### Task description
For every line in the data below that contains "image", copy the line.
━━━━━━━━━━━━━━━━━━━━
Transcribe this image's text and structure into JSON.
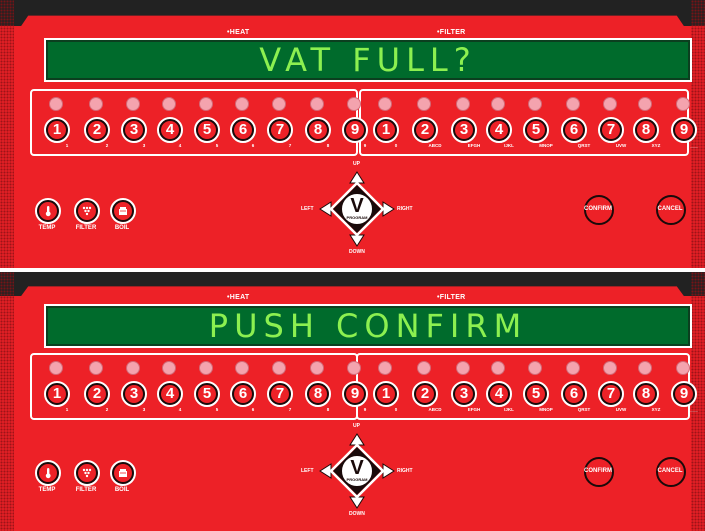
{
  "panels": [
    {
      "id": "top",
      "display_text": "VAT FULL?",
      "heat_label": "•HEAT",
      "filter_label": "•FILTER"
    },
    {
      "id": "bottom",
      "display_text": "PUSH CONFIRM",
      "heat_label": "•HEAT",
      "filter_label": "•FILTER"
    }
  ],
  "left_keys": [
    {
      "num": "1",
      "sub": "1"
    },
    {
      "num": "2",
      "sub": "2"
    },
    {
      "num": "3",
      "sub": "3"
    },
    {
      "num": "4",
      "sub": "4"
    },
    {
      "num": "5",
      "sub": "5"
    },
    {
      "num": "6",
      "sub": "6"
    },
    {
      "num": "7",
      "sub": "7"
    },
    {
      "num": "8",
      "sub": "8"
    },
    {
      "num": "9",
      "sub": "9"
    }
  ],
  "right_keys": [
    {
      "num": "1",
      "sub": "0"
    },
    {
      "num": "2",
      "sub": "ABCD"
    },
    {
      "num": "3",
      "sub": "EFGH"
    },
    {
      "num": "4",
      "sub": "IJKL"
    },
    {
      "num": "5",
      "sub": "MNOP"
    },
    {
      "num": "6",
      "sub": "QRST"
    },
    {
      "num": "7",
      "sub": "UVW"
    },
    {
      "num": "8",
      "sub": "XYZ"
    },
    {
      "num": "9",
      "sub": "___"
    }
  ],
  "function_buttons": [
    {
      "name": "temp",
      "label": "TEMP",
      "icon": "thermometer-icon"
    },
    {
      "name": "filter",
      "label": "FILTER",
      "icon": "filter-icon"
    },
    {
      "name": "boil",
      "label": "BOIL",
      "icon": "boil-icon"
    }
  ],
  "nav": {
    "up": "UP",
    "down": "DOWN",
    "left": "LEFT",
    "right": "RIGHT",
    "center_letter": "V",
    "center_text": "PROGRAM"
  },
  "confirm_label": "CONFIRM",
  "cancel_label": "CANCEL",
  "colors": {
    "panel": "#ed2127",
    "display_bg": "#006b2c",
    "display_text": "#8cf050",
    "led": "#f4a3ae"
  }
}
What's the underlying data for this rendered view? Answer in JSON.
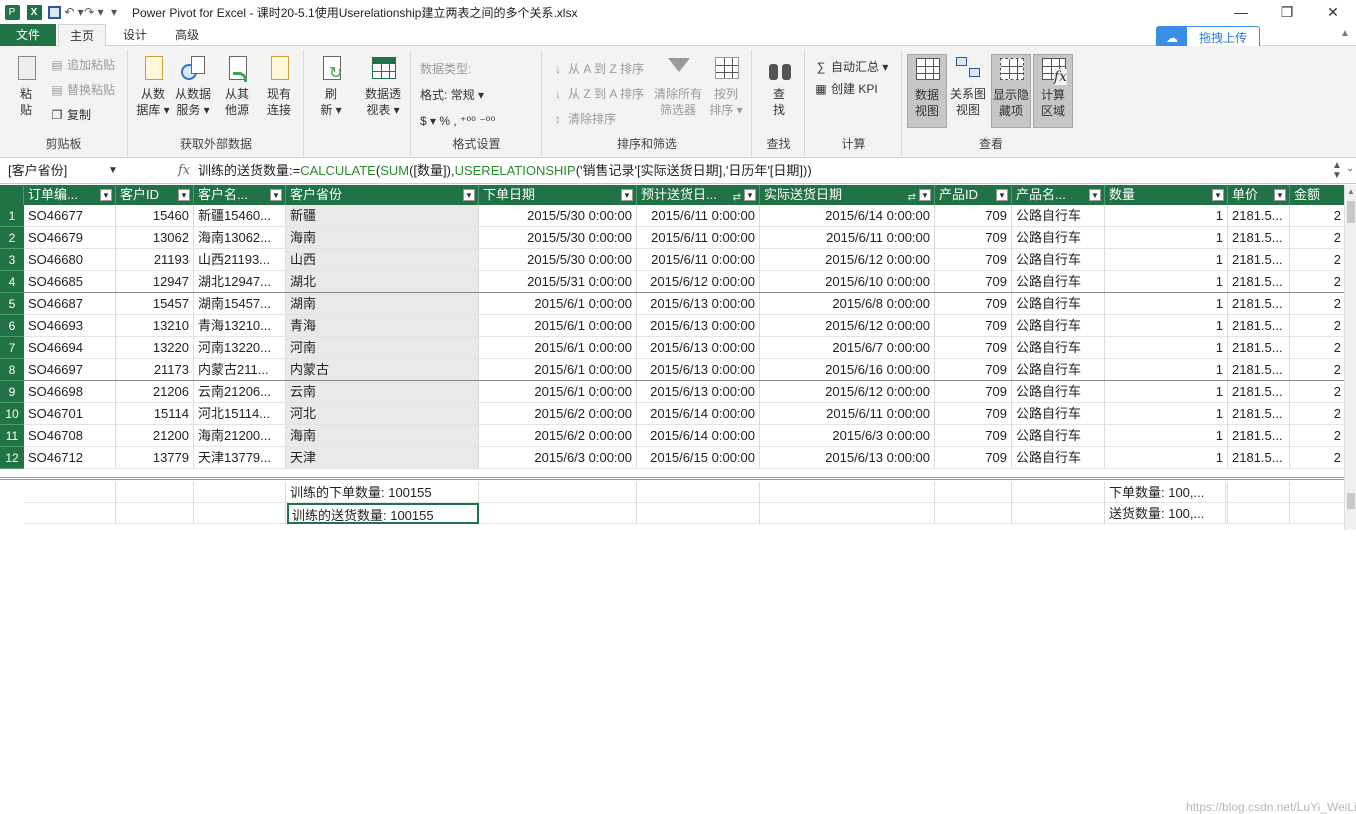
{
  "window": {
    "title": "Power Pivot for Excel - 课时20-5.1使用Userelationship建立两表之间的多个关系.xlsx",
    "controls": {
      "minimize": "—",
      "restore": "❐",
      "close": "✕"
    }
  },
  "tabs": {
    "file": "文件",
    "home": "主页",
    "design": "设计",
    "advanced": "高级"
  },
  "upload_button": {
    "label": "拖拽上传"
  },
  "ribbon": {
    "clipboard": {
      "label": "剪贴板",
      "paste_line1": "粘",
      "paste_line2": "贴",
      "paste_append": "追加粘贴",
      "paste_replace": "替换粘贴",
      "copy": "复制"
    },
    "external": {
      "label": "获取外部数据",
      "from_db_1": "从数",
      "from_db_2": "据库 ▾",
      "from_service_1": "从数据",
      "from_service_2": "服务 ▾",
      "from_other_1": "从其",
      "from_other_2": "他源",
      "existing_1": "现有",
      "existing_2": "连接"
    },
    "refresh": {
      "line1": "刷",
      "line2": "新 ▾"
    },
    "pivot": {
      "line1": "数据透",
      "line2": "视表 ▾"
    },
    "format": {
      "label": "格式设置",
      "datatype": "数据类型:",
      "format": "格式: 常规 ▾",
      "symbols": "$ ▾ %  ,  ⁺⁰⁰ ⁻⁰⁰"
    },
    "sort": {
      "label": "排序和筛选",
      "az": "从 A 到 Z 排序",
      "za": "从 Z 到 A 排序",
      "clear_sort": "清除排序",
      "clear_filters_1": "清除所有",
      "clear_filters_2": "筛选器",
      "by_col_1": "按列",
      "by_col_2": "排序 ▾"
    },
    "find": {
      "label": "查找",
      "line1": "查",
      "line2": "找"
    },
    "calc": {
      "label": "计算",
      "autosum": "自动汇总 ▾",
      "kpi": "创建 KPI"
    },
    "view": {
      "label": "查看",
      "data_view_1": "数据",
      "data_view_2": "视图",
      "diagram_1": "关系图",
      "diagram_2": "视图",
      "hidden_1": "显示隐",
      "hidden_2": "藏项",
      "calc_area_1": "计算",
      "calc_area_2": "区域"
    }
  },
  "formula_bar": {
    "name_box": "[客户省份]",
    "fx": "fx",
    "parts": {
      "p1": "训练的送货数量:=",
      "p2": "CALCULATE",
      "p3": "(",
      "p4": "SUM",
      "p5": "([数量]),",
      "p6": "USERELATIONSHIP",
      "p7": "('销售记录'[实际送货日期],'日历年'[日期]))"
    }
  },
  "table": {
    "columns": [
      "订单编...",
      "客户ID",
      "客户名...",
      "客户省份",
      "下单日期",
      "预计送货日...",
      "实际送货日期",
      "产品ID",
      "产品名...",
      "数量",
      "单价",
      "金额"
    ],
    "rows": [
      [
        "1",
        "SO46677",
        "15460",
        "新疆15460...",
        "新疆",
        "2015/5/30 0:00:00",
        "2015/6/11 0:00:00",
        "2015/6/14 0:00:00",
        "709",
        "公路自行车",
        "1",
        "2181.5...",
        "2"
      ],
      [
        "2",
        "SO46679",
        "13062",
        "海南13062...",
        "海南",
        "2015/5/30 0:00:00",
        "2015/6/11 0:00:00",
        "2015/6/11 0:00:00",
        "709",
        "公路自行车",
        "1",
        "2181.5...",
        "2"
      ],
      [
        "3",
        "SO46680",
        "21193",
        "山西21193...",
        "山西",
        "2015/5/30 0:00:00",
        "2015/6/11 0:00:00",
        "2015/6/12 0:00:00",
        "709",
        "公路自行车",
        "1",
        "2181.5...",
        "2"
      ],
      [
        "4",
        "SO46685",
        "12947",
        "湖北12947...",
        "湖北",
        "2015/5/31 0:00:00",
        "2015/6/12 0:00:00",
        "2015/6/10 0:00:00",
        "709",
        "公路自行车",
        "1",
        "2181.5...",
        "2"
      ],
      [
        "5",
        "SO46687",
        "15457",
        "湖南15457...",
        "湖南",
        "2015/6/1 0:00:00",
        "2015/6/13 0:00:00",
        "2015/6/8 0:00:00",
        "709",
        "公路自行车",
        "1",
        "2181.5...",
        "2"
      ],
      [
        "6",
        "SO46693",
        "13210",
        "青海13210...",
        "青海",
        "2015/6/1 0:00:00",
        "2015/6/13 0:00:00",
        "2015/6/12 0:00:00",
        "709",
        "公路自行车",
        "1",
        "2181.5...",
        "2"
      ],
      [
        "7",
        "SO46694",
        "13220",
        "河南13220...",
        "河南",
        "2015/6/1 0:00:00",
        "2015/6/13 0:00:00",
        "2015/6/7 0:00:00",
        "709",
        "公路自行车",
        "1",
        "2181.5...",
        "2"
      ],
      [
        "8",
        "SO46697",
        "21173",
        "内蒙古211...",
        "内蒙古",
        "2015/6/1 0:00:00",
        "2015/6/13 0:00:00",
        "2015/6/16 0:00:00",
        "709",
        "公路自行车",
        "1",
        "2181.5...",
        "2"
      ],
      [
        "9",
        "SO46698",
        "21206",
        "云南21206...",
        "云南",
        "2015/6/1 0:00:00",
        "2015/6/13 0:00:00",
        "2015/6/12 0:00:00",
        "709",
        "公路自行车",
        "1",
        "2181.5...",
        "2"
      ],
      [
        "10",
        "SO46701",
        "15114",
        "河北15114...",
        "河北",
        "2015/6/2 0:00:00",
        "2015/6/14 0:00:00",
        "2015/6/11 0:00:00",
        "709",
        "公路自行车",
        "1",
        "2181.5...",
        "2"
      ],
      [
        "11",
        "SO46708",
        "21200",
        "海南21200...",
        "海南",
        "2015/6/2 0:00:00",
        "2015/6/14 0:00:00",
        "2015/6/3 0:00:00",
        "709",
        "公路自行车",
        "1",
        "2181.5...",
        "2"
      ],
      [
        "12",
        "SO46712",
        "13779",
        "天津13779...",
        "天津",
        "2015/6/3 0:00:00",
        "2015/6/15 0:00:00",
        "2015/6/13 0:00:00",
        "709",
        "公路自行车",
        "1",
        "2181.5...",
        "2"
      ]
    ]
  },
  "measures": {
    "order_qty": "训练的下单数量: 100155",
    "delivery_qty": "训练的送货数量: 100155",
    "order_count": "下单数量: 100,...",
    "delivery_count": "送货数量: 100,..."
  },
  "watermark": "https://blog.csdn.net/LuYi_WeiLin",
  "colors": {
    "accent": "#217346",
    "formula_function": "#2b8a2b"
  }
}
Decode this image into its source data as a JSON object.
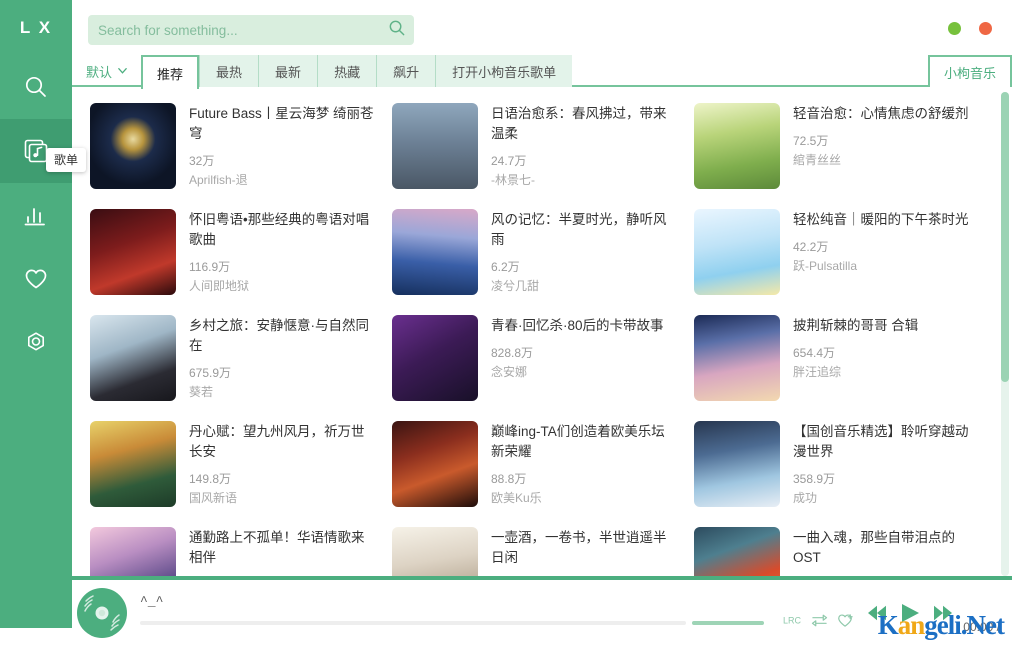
{
  "app": {
    "logo": "L X",
    "tooltip": "歌单"
  },
  "search": {
    "placeholder": "Search for something...",
    "value": ""
  },
  "window_controls": {
    "minimize_label": "",
    "close_label": "",
    "minimize_color": "#77c13c",
    "close_color": "#ef6744"
  },
  "sidebar": {
    "items": [
      {
        "name": "search",
        "icon": "search-icon",
        "active": false
      },
      {
        "name": "songlist",
        "icon": "music-list-icon",
        "active": true
      },
      {
        "name": "ranking",
        "icon": "bar-chart-icon",
        "active": false
      },
      {
        "name": "favorites",
        "icon": "heart-icon",
        "active": false
      },
      {
        "name": "settings",
        "icon": "gear-icon",
        "active": false
      }
    ]
  },
  "tabs": {
    "sort_label": "默认",
    "items": [
      {
        "label": "推荐",
        "active": true
      },
      {
        "label": "最热",
        "active": false
      },
      {
        "label": "最新",
        "active": false
      },
      {
        "label": "热藏",
        "active": false
      },
      {
        "label": "飙升",
        "active": false
      },
      {
        "label": "打开小枸音乐歌单",
        "active": false
      }
    ],
    "source_tab": "小枸音乐"
  },
  "playlists": [
    {
      "title": "Future Bass丨星云海梦 绮丽苍穹",
      "plays": "32万",
      "author": "Aprilfish-退"
    },
    {
      "title": "日语治愈系：春风拂过，带来温柔",
      "plays": "24.7万",
      "author": "-林景七-"
    },
    {
      "title": "轻音治愈：心情焦虑の舒缓剂",
      "plays": "72.5万",
      "author": "綰青丝丝"
    },
    {
      "title": "怀旧粤语•那些经典的粤语对唱歌曲",
      "plays": "116.9万",
      "author": "人间即地狱"
    },
    {
      "title": "风の记忆：半夏时光，静听风雨",
      "plays": "6.2万",
      "author": "凌兮几甜"
    },
    {
      "title": "轻松纯音｜暖阳的下午茶时光",
      "plays": "42.2万",
      "author": "跃-Pulsatilla"
    },
    {
      "title": "乡村之旅：安静惬意·与自然同在",
      "plays": "675.9万",
      "author": "葵若"
    },
    {
      "title": "青春·回忆杀·80后的卡带故事",
      "plays": "828.8万",
      "author": "念安娜"
    },
    {
      "title": "披荆斩棘的哥哥 合辑",
      "plays": "654.4万",
      "author": "胖汪追综"
    },
    {
      "title": "丹心赋：望九州风月，祈万世长安",
      "plays": "149.8万",
      "author": "国风新语"
    },
    {
      "title": "巅峰ing-TA们创造着欧美乐坛新荣耀",
      "plays": "88.8万",
      "author": "欧美Ku乐"
    },
    {
      "title": "【国创音乐精选】聆听穿越动漫世界",
      "plays": "358.9万",
      "author": "成功"
    },
    {
      "title": "通勤路上不孤单！华语情歌来相伴",
      "plays": "",
      "author": ""
    },
    {
      "title": "一壶酒，一卷书，半世逍遥半日闲",
      "plays": "",
      "author": ""
    },
    {
      "title": "一曲入魂，那些自带泪点的OST",
      "plays": "",
      "author": ""
    }
  ],
  "player": {
    "track_name": "^_^",
    "current_time": "00:00",
    "time_separator": "/",
    "total_time": "",
    "progress_percent": 0,
    "volume_percent": 100,
    "icons": {
      "lrc": "lrc-icon",
      "loop": "repeat-icon",
      "like": "heart-plus-icon",
      "prev": "previous-track-icon",
      "play": "play-icon",
      "next": "next-track-icon"
    }
  },
  "watermark": {
    "part1": "K",
    "part2": "an",
    "part3": "g",
    "part4": "eli.Net"
  },
  "colors": {
    "brand_green": "#4cae7f",
    "sidebar_active": "#3f9d71",
    "tab_border": "#76c49c",
    "search_bg": "#d9eede",
    "tab_inactive_bg": "#e3f3ea"
  }
}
━━━━━━━━━━━━━━━━━━━━
### Result of the exercise
Transcribe this image's text and structure into JSON.
Decode this image into its source data as a JSON object.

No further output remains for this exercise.